Data entries:
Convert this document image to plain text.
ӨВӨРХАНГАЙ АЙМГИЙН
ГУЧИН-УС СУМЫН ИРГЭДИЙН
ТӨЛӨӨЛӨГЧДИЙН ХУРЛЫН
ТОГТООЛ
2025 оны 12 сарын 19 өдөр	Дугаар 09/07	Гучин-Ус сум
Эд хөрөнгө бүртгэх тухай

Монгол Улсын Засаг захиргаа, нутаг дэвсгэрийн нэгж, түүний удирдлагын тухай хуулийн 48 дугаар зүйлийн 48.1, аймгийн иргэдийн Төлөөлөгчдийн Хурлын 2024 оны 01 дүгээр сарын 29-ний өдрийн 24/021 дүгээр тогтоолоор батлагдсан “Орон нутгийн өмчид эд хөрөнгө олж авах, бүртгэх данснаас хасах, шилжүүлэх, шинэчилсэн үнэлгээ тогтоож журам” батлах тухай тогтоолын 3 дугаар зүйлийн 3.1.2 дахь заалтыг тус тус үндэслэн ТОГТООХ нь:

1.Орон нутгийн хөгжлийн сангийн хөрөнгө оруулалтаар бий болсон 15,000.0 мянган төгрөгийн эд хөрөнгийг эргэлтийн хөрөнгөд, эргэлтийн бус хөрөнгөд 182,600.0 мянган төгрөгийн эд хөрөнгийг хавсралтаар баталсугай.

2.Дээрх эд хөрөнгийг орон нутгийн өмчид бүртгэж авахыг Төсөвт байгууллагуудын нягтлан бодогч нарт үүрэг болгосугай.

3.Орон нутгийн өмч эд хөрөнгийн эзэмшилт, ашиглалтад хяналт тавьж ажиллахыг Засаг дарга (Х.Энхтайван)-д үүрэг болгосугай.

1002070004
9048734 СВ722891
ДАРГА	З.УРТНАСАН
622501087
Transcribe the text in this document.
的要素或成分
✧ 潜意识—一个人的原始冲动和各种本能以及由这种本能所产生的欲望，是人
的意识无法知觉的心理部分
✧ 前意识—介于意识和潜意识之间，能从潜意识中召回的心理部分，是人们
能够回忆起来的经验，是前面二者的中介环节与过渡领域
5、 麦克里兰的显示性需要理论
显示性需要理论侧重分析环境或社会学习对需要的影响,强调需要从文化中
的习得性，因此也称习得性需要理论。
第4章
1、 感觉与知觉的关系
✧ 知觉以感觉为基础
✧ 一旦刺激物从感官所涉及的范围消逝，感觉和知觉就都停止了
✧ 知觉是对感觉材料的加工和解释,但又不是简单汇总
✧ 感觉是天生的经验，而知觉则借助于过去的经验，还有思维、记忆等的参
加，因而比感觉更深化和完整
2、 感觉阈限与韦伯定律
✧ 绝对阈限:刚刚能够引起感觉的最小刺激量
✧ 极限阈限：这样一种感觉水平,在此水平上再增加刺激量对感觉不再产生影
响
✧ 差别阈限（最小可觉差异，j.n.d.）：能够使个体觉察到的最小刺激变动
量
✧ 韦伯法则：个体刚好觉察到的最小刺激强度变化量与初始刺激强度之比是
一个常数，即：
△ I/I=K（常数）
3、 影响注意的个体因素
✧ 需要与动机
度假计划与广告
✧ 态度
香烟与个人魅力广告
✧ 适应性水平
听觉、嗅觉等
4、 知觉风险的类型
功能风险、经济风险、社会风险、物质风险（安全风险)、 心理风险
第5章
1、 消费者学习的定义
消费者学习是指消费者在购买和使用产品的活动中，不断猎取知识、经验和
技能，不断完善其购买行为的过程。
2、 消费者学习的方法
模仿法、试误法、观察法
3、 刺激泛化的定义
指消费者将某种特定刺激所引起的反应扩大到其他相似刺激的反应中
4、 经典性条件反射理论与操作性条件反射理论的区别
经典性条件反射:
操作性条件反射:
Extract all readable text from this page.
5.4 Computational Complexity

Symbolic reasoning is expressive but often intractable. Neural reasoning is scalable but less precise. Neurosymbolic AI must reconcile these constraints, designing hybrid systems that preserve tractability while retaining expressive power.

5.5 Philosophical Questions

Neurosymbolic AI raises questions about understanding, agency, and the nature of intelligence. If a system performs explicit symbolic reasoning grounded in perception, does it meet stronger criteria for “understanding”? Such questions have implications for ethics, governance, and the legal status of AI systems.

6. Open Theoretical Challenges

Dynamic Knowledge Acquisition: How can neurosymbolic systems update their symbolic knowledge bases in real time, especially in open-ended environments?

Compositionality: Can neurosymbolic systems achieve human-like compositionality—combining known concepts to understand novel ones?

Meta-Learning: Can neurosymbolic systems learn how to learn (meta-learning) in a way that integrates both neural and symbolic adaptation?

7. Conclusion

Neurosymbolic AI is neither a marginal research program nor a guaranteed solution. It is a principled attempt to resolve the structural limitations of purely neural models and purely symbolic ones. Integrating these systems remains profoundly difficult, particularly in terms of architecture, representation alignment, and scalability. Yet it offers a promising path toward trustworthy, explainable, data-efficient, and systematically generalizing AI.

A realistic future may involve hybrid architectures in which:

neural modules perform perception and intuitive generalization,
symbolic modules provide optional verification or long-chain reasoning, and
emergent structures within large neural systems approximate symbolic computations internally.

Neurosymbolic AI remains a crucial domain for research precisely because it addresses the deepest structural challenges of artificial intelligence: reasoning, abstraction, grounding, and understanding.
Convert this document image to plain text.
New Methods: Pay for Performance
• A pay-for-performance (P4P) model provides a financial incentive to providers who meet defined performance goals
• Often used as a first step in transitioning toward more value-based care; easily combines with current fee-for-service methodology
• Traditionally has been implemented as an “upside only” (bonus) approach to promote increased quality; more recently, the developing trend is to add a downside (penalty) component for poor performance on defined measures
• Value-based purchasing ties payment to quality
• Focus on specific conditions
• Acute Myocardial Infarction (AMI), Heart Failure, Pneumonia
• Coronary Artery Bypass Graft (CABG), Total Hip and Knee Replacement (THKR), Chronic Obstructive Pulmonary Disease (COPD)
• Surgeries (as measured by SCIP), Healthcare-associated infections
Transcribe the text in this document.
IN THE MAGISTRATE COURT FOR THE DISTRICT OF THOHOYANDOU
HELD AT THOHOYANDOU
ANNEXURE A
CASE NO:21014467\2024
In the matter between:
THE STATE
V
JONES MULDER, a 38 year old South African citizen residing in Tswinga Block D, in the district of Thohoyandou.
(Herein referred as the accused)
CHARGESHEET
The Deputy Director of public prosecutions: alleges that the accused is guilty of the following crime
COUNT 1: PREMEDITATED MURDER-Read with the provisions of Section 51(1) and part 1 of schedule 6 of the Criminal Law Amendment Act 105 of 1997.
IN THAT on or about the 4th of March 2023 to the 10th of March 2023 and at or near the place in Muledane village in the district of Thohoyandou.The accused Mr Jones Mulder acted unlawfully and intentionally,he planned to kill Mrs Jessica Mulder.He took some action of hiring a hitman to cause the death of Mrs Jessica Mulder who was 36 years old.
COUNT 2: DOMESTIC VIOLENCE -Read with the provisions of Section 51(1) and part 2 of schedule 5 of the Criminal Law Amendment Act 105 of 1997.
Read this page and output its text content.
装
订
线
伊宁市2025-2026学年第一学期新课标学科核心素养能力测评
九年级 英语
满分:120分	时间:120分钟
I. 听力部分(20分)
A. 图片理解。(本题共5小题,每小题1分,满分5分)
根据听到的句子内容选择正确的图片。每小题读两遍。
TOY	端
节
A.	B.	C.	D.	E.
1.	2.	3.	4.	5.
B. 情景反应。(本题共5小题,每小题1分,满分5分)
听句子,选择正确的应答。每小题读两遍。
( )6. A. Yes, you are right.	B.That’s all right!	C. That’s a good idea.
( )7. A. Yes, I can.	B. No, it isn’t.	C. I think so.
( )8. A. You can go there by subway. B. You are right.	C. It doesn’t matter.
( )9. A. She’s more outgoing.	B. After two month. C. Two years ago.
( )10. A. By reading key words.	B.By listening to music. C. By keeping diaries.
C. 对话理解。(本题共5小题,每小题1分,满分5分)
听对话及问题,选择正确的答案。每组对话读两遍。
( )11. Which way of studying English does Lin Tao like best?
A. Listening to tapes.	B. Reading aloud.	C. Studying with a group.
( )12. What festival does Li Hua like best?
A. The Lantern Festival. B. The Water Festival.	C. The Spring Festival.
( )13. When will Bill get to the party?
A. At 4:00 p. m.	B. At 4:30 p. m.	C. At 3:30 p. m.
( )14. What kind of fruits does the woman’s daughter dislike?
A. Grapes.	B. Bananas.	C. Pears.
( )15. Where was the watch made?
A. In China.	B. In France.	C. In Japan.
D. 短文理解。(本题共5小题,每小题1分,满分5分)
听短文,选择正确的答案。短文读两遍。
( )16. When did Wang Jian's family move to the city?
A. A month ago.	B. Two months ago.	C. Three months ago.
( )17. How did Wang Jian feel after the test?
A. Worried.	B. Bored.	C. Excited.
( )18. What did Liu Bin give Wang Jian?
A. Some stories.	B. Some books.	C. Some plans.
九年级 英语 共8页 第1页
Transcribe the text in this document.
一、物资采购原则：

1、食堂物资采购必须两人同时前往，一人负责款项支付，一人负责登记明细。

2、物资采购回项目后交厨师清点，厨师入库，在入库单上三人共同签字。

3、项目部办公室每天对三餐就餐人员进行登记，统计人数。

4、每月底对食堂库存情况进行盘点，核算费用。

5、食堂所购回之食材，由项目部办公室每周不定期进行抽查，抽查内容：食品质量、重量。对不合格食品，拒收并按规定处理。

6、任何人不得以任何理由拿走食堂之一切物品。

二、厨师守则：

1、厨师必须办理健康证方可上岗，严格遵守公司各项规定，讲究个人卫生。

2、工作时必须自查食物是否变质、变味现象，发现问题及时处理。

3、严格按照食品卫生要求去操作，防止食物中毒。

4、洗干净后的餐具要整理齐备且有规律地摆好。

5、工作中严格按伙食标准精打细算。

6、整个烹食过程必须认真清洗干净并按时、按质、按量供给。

GOAL: Where does the word "COUNT" appear? Return each line that holds it.

ANSWER TO THE PROBLEM:
COUNT 1: PREMEDITATED MURDER-Read with the provisions of Section 51(1) and part 1 of schedule 6 of the Criminal Law Amendment Act 105 of 1997.
COUNT 2: DOMESTIC VIOLENCE -Read with the provisions of Section 51(1) and part 2 of schedule 5 of the Criminal Law Amendment Act 105 of 1997.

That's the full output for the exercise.